_DIRECTIVE_
Images excluded, repeat each entry below exactly.

::::

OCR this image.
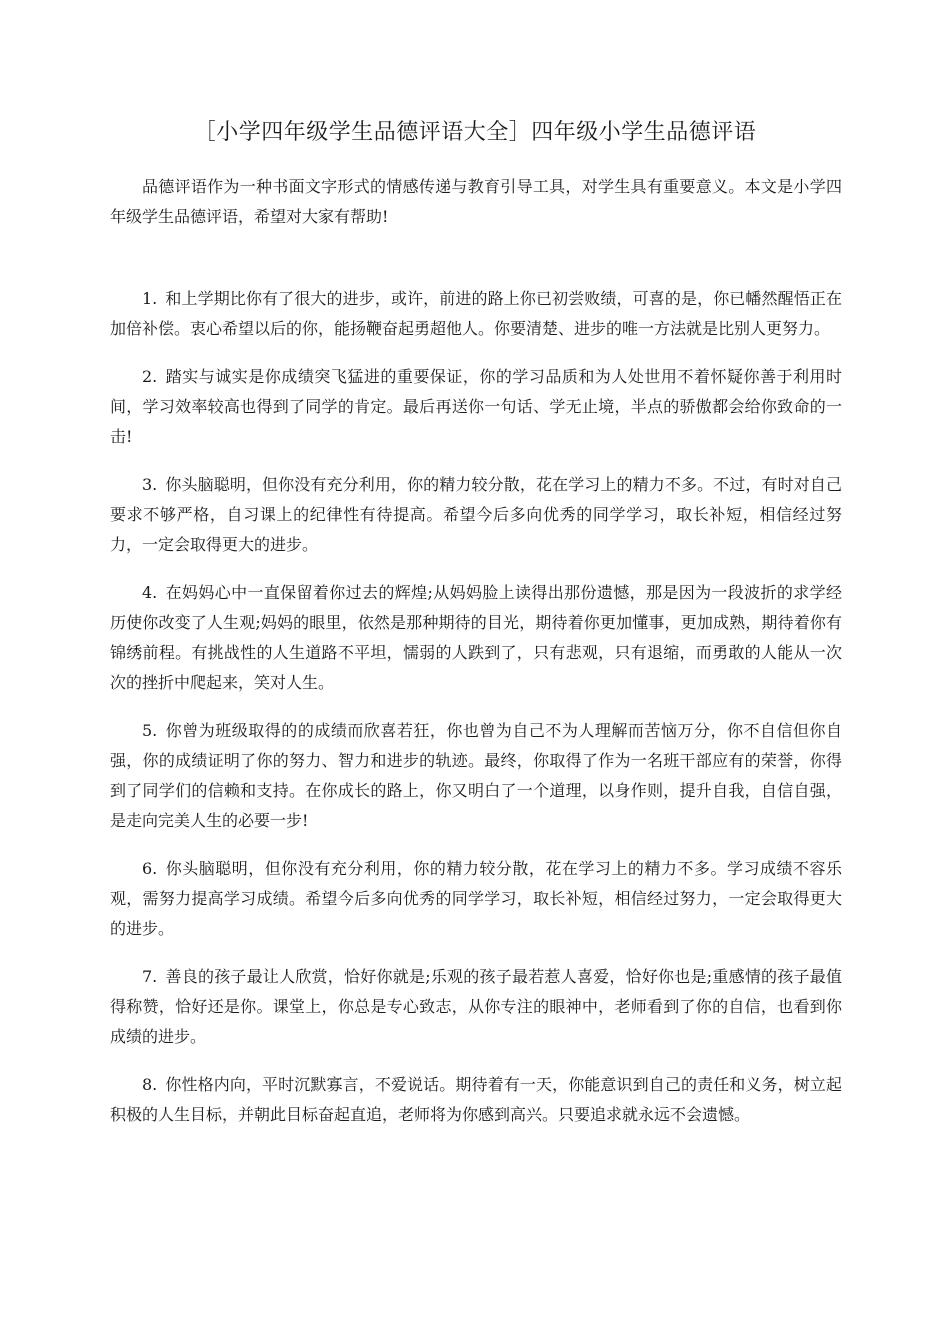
［小学四年级学生品德评语大全］四年级小学生品德评语

品德评语作为一种书面文字形式的情感传递与教育引导工具，对学生具有重要意义。本文是小学四年级学生品德评语，希望对大家有帮助!

1. 和上学期比你有了很大的进步，或许，前进的路上你已初尝败绩，可喜的是，你已幡然醒悟正在加倍补偿。衷心希望以后的你，能扬鞭奋起勇超他人。你要清楚、进步的唯一方法就是比别人更努力。

2. 踏实与诚实是你成绩突飞猛进的重要保证，你的学习品质和为人处世用不着怀疑你善于利用时间，学习效率较高也得到了同学的肯定。最后再送你一句话、学无止境，半点的骄傲都会给你致命的一击!

3. 你头脑聪明，但你没有充分利用，你的精力较分散，花在学习上的精力不多。不过，有时对自己要求不够严格，自习课上的纪律性有待提高。希望今后多向优秀的同学学习，取长补短，相信经过努力，一定会取得更大的进步。

4. 在妈妈心中一直保留着你过去的辉煌;从妈妈脸上读得出那份遗憾，那是因为一段波折的求学经历使你改变了人生观;妈妈的眼里，依然是那种期待的目光，期待着你更加懂事，更加成熟，期待着你有锦绣前程。有挑战性的人生道路不平坦，懦弱的人跌到了，只有悲观，只有退缩，而勇敢的人能从一次次的挫折中爬起来，笑对人生。

5. 你曾为班级取得的的成绩而欣喜若狂，你也曾为自己不为人理解而苦恼万分，你不自信但你自强，你的成绩证明了你的努力、智力和进步的轨迹。最终，你取得了作为一名班干部应有的荣誉，你得到了同学们的信赖和支持。在你成长的路上，你又明白了一个道理，以身作则，提升自我，自信自强，是走向完美人生的必要一步!

6. 你头脑聪明，但你没有充分利用，你的精力较分散，花在学习上的精力不多。学习成绩不容乐观，需努力提高学习成绩。希望今后多向优秀的同学学习，取长补短，相信经过努力，一定会取得更大的进步。

7. 善良的孩子最让人欣赏，恰好你就是;乐观的孩子最若惹人喜爱，恰好你也是;重感情的孩子最值得称赞，恰好还是你。课堂上，你总是专心致志，从你专注的眼神中，老师看到了你的自信，也看到你成绩的进步。

8. 你性格内向，平时沉默寡言，不爱说话。期待着有一天，你能意识到自己的责任和义务，树立起积极的人生目标，并朝此目标奋起直追，老师将为你感到高兴。只要追求就永远不会遗憾。
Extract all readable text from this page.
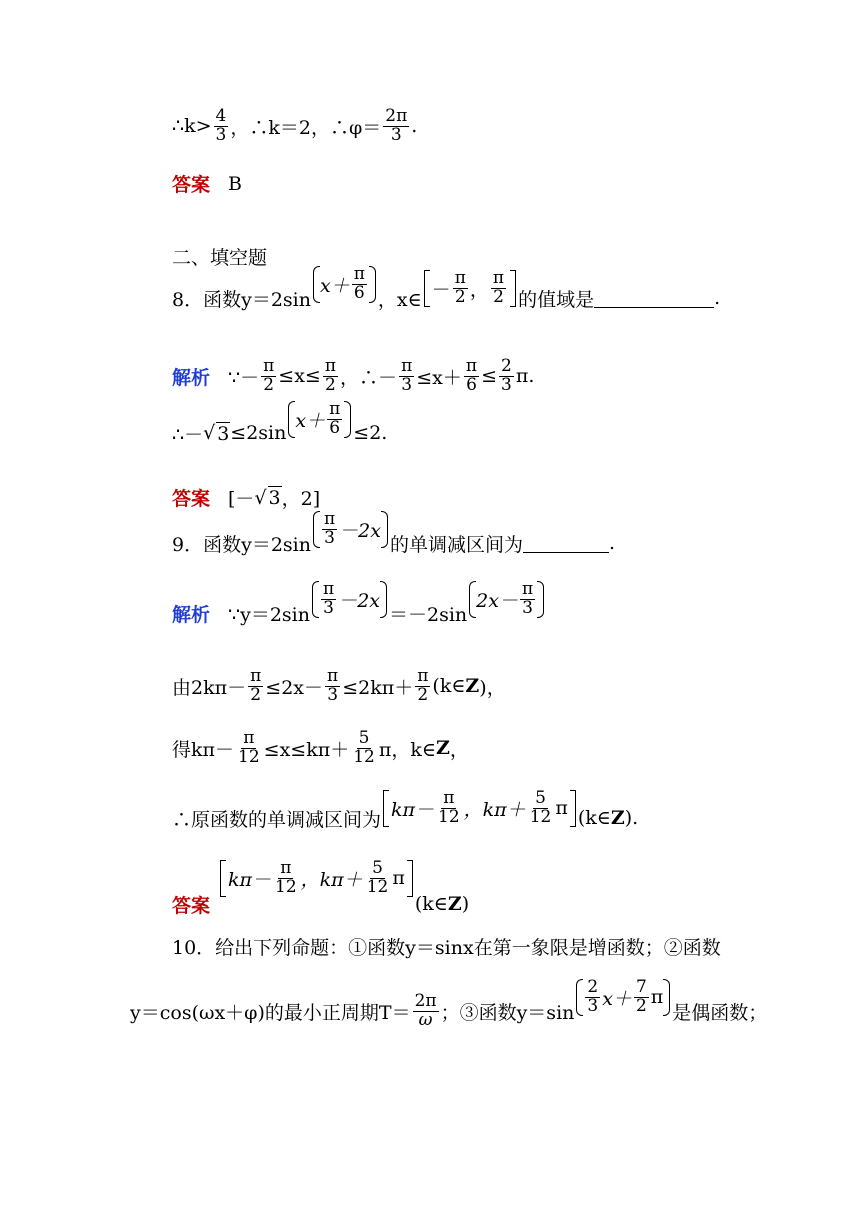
∴k> $\frac{4}{3}$ ，∴k＝2，∴φ＝ $\frac{2\pi}{3}$ .
答案 B
二、填空题
8．函数y＝2sin
$x+ \frac{\pi}{6}$ ，x∈ － $\frac{\pi}{2}$ ， $\frac{\pi}{2}$ 的值域是	.
解析 ∵－ $\frac{\pi}{2} \le x\le \frac{\pi}{2}$ ，∴－ $\frac{\pi}{3} \le x+ \frac{\pi}{6} \le \frac{2}{3} \pi$.
∴－ √ 3 ≤2sin
$x+ \frac{\pi}{6} \le 2$.
答案 [－ √ 3 ，2]
9．函数$y=2\sin \frac{\pi}{3} -2x$
的单调减区间为	.
解析 ∵y＝2sin $\frac{\pi}{3} -2x$
＝－2sin
$2x- \frac{\pi}{3}$
由$2k\pi- \frac{\pi}{2} \le 2x- \frac{\pi}{3} \le 2k\pi+ \frac{\pi}{2}$ (k∈ Z )，
得$k\pi- \frac{\pi}{12} \le x\le k\pi+ \frac{5}{12}$ π，k∈ Z ，
∴原函数的单调减区间为 $k\pi- \frac{\pi}{12}$ ，$k\pi+ \frac{5}{12}$ π (k∈ Z ).
答案
$k\pi- \frac{\pi}{12}$ ，$k\pi+ \frac{5}{12}$ π
(k∈ Z )
10．给出下列命题：①函数y＝sinx在第一象限是增函数；②函数
y＝cos(ωx＋φ)的最小正周期$T= \frac{2\pi}{\omega}$ ；③函数$y=\sin \frac{2}{3} x+ \frac{7}{2}$ π
是偶函数；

::::

_RESULT FOR THIS EXERCISE_
OCR this image.
［小学四年级学生品德评语大全］四年级小学生品德评语

品德评语作为一种书面文字形式的情感传递与教育引导工具，对学生具有重要意义。本文是小学四年级学生品德评语，希望对大家有帮助!

1. 和上学期比你有了很大的进步，或许，前进的路上你已初尝败绩，可喜的是，你已幡然醒悟正在加倍补偿。衷心希望以后的你，能扬鞭奋起勇超他人。你要清楚、进步的唯一方法就是比别人更努力。

2. 踏实与诚实是你成绩突飞猛进的重要保证，你的学习品质和为人处世用不着怀疑你善于利用时间，学习效率较高也得到了同学的肯定。最后再送你一句话、学无止境，半点的骄傲都会给你致命的一击!

3. 你头脑聪明，但你没有充分利用，你的精力较分散，花在学习上的精力不多。不过，有时对自己要求不够严格，自习课上的纪律性有待提高。希望今后多向优秀的同学学习，取长补短，相信经过努力，一定会取得更大的进步。

4. 在妈妈心中一直保留着你过去的辉煌;从妈妈脸上读得出那份遗憾，那是因为一段波折的求学经历使你改变了人生观;妈妈的眼里，依然是那种期待的目光，期待着你更加懂事，更加成熟，期待着你有锦绣前程。有挑战性的人生道路不平坦，懦弱的人跌到了，只有悲观，只有退缩，而勇敢的人能从一次次的挫折中爬起来，笑对人生。

5. 你曾为班级取得的的成绩而欣喜若狂，你也曾为自己不为人理解而苦恼万分，你不自信但你自强，你的成绩证明了你的努力、智力和进步的轨迹。最终，你取得了作为一名班干部应有的荣誉，你得到了同学们的信赖和支持。在你成长的路上，你又明白了一个道理，以身作则，提升自我，自信自强，是走向完美人生的必要一步!

6. 你头脑聪明，但你没有充分利用，你的精力较分散，花在学习上的精力不多。学习成绩不容乐观，需努力提高学习成绩。希望今后多向优秀的同学学习，取长补短，相信经过努力，一定会取得更大的进步。

7. 善良的孩子最让人欣赏，恰好你就是;乐观的孩子最若惹人喜爱，恰好你也是;重感情的孩子最值得称赞，恰好还是你。课堂上，你总是专心致志，从你专注的眼神中，老师看到了你的自信，也看到你成绩的进步。

8. 你性格内向，平时沉默寡言，不爱说话。期待着有一天，你能意识到自己的责任和义务，树立起积极的人生目标，并朝此目标奋起直追，老师将为你感到高兴。只要追求就永远不会遗憾。
Extract all readable text from this page.
∴k> $\frac{4}{3}$ ，∴k＝2，∴φ＝ $\frac{2\pi}{3}$ .
答案 B
二、填空题
8．函数y＝2sin
$x+ \frac{\pi}{6}$ ，x∈ － $\frac{\pi}{2}$ ， $\frac{\pi}{2}$ 的值域是	.
解析 ∵－ $\frac{\pi}{2} \le x\le \frac{\pi}{2}$ ，∴－ $\frac{\pi}{3} \le x+ \frac{\pi}{6} \le \frac{2}{3} \pi$.
∴－ √ 3 ≤2sin
$x+ \frac{\pi}{6} \le 2$.
答案 [－ √ 3 ，2]
9．函数$y=2\sin \frac{\pi}{3} -2x$
的单调减区间为	.
解析 ∵y＝2sin $\frac{\pi}{3} -2x$
＝－2sin
$2x- \frac{\pi}{3}$
由$2k\pi- \frac{\pi}{2} \le 2x- \frac{\pi}{3} \le 2k\pi+ \frac{\pi}{2}$ (k∈ Z )，
得$k\pi- \frac{\pi}{12} \le x\le k\pi+ \frac{5}{12}$ π，k∈ Z ，
∴原函数的单调减区间为 $k\pi- \frac{\pi}{12}$ ，$k\pi+ \frac{5}{12}$ π (k∈ Z ).
答案
$k\pi- \frac{\pi}{12}$ ，$k\pi+ \frac{5}{12}$ π
(k∈ Z )
10．给出下列命题：①函数y＝sinx在第一象限是增函数；②函数
y＝cos(ωx＋φ)的最小正周期$T= \frac{2\pi}{\omega}$ ；③函数$y=\sin \frac{2}{3} x+ \frac{7}{2}$ π
是偶函数；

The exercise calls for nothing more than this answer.